▸ **What the task requires**: List each line of the data that holds the word "ngoài".
** BEGIN **
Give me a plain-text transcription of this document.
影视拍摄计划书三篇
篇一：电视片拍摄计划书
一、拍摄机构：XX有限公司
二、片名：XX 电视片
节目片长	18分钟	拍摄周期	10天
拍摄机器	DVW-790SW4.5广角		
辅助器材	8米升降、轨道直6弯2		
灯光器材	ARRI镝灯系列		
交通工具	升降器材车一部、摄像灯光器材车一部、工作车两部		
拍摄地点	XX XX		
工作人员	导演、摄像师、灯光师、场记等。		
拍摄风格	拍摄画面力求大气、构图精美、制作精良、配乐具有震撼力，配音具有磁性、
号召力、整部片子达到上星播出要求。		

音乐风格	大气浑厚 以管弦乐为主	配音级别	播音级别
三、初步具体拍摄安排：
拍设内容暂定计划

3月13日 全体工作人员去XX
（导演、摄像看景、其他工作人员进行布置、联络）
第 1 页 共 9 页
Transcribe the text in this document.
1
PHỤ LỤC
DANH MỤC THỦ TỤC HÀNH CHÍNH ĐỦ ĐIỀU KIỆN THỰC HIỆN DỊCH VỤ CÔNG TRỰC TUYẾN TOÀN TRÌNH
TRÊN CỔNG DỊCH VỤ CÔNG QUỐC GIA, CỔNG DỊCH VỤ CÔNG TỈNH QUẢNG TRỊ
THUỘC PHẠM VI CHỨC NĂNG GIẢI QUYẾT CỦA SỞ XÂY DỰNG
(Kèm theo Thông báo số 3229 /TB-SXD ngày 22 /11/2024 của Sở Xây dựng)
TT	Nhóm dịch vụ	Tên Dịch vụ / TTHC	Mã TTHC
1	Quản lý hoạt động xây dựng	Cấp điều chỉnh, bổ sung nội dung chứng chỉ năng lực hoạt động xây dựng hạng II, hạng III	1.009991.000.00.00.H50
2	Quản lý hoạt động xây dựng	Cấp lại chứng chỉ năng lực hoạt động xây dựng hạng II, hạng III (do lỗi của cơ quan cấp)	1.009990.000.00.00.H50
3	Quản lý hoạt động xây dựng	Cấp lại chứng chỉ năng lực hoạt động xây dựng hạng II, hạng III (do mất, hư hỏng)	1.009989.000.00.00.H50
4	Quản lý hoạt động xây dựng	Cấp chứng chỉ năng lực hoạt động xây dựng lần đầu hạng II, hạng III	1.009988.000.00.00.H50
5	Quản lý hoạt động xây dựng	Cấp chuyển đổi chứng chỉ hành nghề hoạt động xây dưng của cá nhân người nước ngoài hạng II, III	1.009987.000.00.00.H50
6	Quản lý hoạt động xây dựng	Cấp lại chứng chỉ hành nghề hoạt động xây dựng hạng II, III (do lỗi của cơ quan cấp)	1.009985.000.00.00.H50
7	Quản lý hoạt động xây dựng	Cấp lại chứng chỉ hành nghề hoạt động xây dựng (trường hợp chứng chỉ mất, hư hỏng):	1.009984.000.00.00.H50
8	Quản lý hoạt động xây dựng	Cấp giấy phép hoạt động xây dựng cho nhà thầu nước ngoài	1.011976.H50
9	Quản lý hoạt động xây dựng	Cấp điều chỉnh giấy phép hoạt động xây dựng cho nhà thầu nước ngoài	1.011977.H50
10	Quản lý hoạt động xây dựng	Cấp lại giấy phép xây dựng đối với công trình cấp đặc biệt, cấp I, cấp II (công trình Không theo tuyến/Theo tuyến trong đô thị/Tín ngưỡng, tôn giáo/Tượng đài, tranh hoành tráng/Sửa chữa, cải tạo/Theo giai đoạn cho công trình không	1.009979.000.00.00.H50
** END **
▸ **Complete output**:
5	Quản lý hoạt động xây dựng	Cấp chuyển đổi chứng chỉ hành nghề hoạt động xây dưng của cá nhân người nước ngoài hạng II, III	1.009987.000.00.00.H50
8	Quản lý hoạt động xây dựng	Cấp giấy phép hoạt động xây dựng cho nhà thầu nước ngoài	1.011976.H50
9	Quản lý hoạt động xây dựng	Cấp điều chỉnh giấy phép hoạt động xây dựng cho nhà thầu nước ngoài	1.011977.H50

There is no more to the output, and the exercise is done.